- Фрагмент текста:
··········
Художник Борис Биргер говорил о Слуцком, собирателе современной живописи, бескорыстном помощнике молодых художников, мол, прекрасный человек и замечательный поэт, но «вместо глаз у него гвоздики». Как и любое умное оскорбительное замечание, это попадает в суть проблемы. Слуцкий видел мир (или старался его видеть) так, как вбивают гвозди: четко и точно.
Какое‑то не слишком поэтическое видение мира, но оно было у поэта, у поэта — замечательного. Это только одна сторона парадокса поэзии и личности Бориса Слуцкого. Другую обозначил Иосиф Бродский, назвавший старшего товарища и друга: «Добрый Борух». Именно так… Ум, точность, четкость соединены с добротой, с жалостливостью.
Это замечали и люди, не приемлющие стихи Бориса Слуцкого. Анна Ахматова с презрением говорила: «Это — жестяные стихи». И вновь умное оскорбление — стоит только в него вглядеться — становится верным определением, точной метафорой. Ибо жесть — мягкий металл. Самый человечный, если так можно выразиться, металл. Не жестокая сталь, не тяжелый чугун, но приспособленная для быта — жесть, которую можно пробить столовым ножом.
О том же самом писал «друг и соперник» Слуцкого Давид Самойлов: «Басам революции он пытался придать мягкий баритональный оттенок». И еще лучше, еще точнее, словно бы поясняя прозвище, данное Иосифом Бродским, почему все‑таки не Умный, а Добрый: «Не любовь, не гнев — главное поэтическое чувство Слуцкого. Жалость. Он жалеет детей, лошадей, девушек, вдов, солдат, писарей, даже немца, пленного врага, ему жалко, хотя он и принуждает себя не жалеть.<…> Жалко. «А все‑таки мне жаль их». «Здесь рядом дети спят». «А вдова Ковалева все помнит о нем». Пляшут вдовы: «…их пары птицами взвиваются, сияют утреннею зорькою, и только сердце разрывается от этого веселья горького».<…> Жалостливость почти бабья сочетается с внешней угловатостью и резкостью строки. Сломы. Сломы внутренние и стиховые. Боязнь обнажить ранимое нутро. Гипс на ране — вот поэтика Слуцкого…»
Пожалуй, никто не смог так верно описать Бориса Слуцкого. Теперь надо соединить эту «жалостливость почти бабью» с мужским, безжалостным умом, остроумной язвительностью, гордостью, замкнутостью — и перед нами один из самых парадоксальных поэтов России, а может, и самый парадоксальный.
··········
(Записи пространственной разметки)
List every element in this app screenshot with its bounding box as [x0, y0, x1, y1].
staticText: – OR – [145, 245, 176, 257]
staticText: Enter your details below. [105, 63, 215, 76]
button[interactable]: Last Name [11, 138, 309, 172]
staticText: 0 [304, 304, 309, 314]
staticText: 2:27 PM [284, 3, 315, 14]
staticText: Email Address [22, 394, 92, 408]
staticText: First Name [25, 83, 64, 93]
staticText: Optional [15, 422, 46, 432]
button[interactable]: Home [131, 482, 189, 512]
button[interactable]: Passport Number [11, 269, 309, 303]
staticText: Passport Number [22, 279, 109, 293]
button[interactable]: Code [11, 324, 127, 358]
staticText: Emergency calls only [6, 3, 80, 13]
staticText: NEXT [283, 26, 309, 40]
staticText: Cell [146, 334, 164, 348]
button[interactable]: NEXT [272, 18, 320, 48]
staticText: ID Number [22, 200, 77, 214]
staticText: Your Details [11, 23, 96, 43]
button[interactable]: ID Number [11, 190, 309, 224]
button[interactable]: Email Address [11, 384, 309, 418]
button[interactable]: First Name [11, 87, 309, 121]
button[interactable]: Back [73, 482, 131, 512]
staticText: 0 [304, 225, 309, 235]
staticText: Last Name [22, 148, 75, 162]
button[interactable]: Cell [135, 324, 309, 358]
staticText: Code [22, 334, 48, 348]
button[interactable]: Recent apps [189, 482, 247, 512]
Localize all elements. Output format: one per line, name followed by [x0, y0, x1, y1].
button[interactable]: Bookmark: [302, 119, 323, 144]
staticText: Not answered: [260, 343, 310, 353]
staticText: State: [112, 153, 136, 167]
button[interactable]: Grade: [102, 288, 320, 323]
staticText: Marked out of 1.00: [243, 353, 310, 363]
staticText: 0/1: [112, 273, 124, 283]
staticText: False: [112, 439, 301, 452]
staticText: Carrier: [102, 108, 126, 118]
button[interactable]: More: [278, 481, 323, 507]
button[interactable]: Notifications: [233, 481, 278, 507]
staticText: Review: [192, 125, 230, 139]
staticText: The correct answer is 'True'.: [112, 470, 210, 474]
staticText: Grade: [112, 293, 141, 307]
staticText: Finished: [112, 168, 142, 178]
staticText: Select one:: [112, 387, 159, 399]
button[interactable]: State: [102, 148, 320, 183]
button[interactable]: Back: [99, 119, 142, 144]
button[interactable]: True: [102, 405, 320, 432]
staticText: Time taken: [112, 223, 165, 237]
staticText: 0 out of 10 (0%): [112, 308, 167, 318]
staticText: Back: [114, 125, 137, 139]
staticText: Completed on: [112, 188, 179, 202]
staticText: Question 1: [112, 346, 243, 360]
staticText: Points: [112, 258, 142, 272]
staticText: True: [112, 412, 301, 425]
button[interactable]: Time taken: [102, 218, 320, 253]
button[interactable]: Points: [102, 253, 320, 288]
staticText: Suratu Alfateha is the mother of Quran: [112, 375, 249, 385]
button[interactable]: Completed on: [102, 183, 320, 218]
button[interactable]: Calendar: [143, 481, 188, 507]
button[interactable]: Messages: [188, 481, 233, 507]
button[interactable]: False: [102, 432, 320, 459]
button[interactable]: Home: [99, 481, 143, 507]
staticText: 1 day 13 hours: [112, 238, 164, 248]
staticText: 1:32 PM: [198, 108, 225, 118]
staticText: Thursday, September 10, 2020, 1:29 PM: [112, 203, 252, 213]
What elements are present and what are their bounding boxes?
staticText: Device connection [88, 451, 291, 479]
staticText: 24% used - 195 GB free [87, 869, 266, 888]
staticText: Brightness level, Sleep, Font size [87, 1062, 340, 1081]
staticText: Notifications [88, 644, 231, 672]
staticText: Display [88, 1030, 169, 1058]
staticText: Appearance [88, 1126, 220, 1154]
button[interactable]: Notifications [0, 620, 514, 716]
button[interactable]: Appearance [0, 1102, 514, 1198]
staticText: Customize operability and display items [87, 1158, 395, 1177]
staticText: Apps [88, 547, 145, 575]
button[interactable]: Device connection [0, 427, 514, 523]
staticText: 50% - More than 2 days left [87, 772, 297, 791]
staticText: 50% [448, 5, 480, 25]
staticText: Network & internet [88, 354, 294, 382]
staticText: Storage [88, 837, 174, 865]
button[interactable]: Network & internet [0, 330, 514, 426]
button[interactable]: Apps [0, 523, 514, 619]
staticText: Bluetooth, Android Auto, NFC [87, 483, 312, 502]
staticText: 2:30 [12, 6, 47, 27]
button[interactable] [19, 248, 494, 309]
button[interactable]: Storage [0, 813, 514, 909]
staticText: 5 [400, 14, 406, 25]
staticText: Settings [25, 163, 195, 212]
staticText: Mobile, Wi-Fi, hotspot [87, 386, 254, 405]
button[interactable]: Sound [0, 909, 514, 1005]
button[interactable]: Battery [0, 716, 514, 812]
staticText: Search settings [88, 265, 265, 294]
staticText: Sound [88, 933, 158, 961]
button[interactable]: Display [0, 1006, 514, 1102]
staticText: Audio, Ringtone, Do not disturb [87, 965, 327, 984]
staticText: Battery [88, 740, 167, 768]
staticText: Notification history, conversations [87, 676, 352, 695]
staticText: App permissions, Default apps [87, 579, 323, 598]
··········
Продолжите фрагмент текста о поэте Борисе Слуцком, начав сразу после его последнего предложения.

- Ответ:
Перед нами его проза. Проза поэта, которого чаще всего упрекали в том, что пишет он рифмованные или ритмизованные статьи, очерки или рассказы, а не стихи.
Причем проза эта особого рода — она писана для себя или для потомков без оглядки на советские условия печатания, непечатания. Едва лишь вчитываешься в эти тексты, как почти сразу понимаешь: это — заготовки для будущих стихов. Борис Слуцкий сначала выговаривает в прозу то, что не возможно уложить в стиховые размеры, «заковать в ямбы», придать четкий ритм.
Это проза растерянного поэта, который не привык, не хочет быть растерянным. Проза поэта, покуда не могущего найти поэтический эквивалент для пережитого и продуманного. Это относится и к «Запискам о войне», написанным в 1946 году, и к поздним мемуарным очеркам, написанным в семидесятые годы. «Года к суровой прозе клонят», — писал Пушкин. Слуцкого «к суровой прозе» клонили не столько года, сколько сложность и непоэтичностьтого, что было вогнано в эти года.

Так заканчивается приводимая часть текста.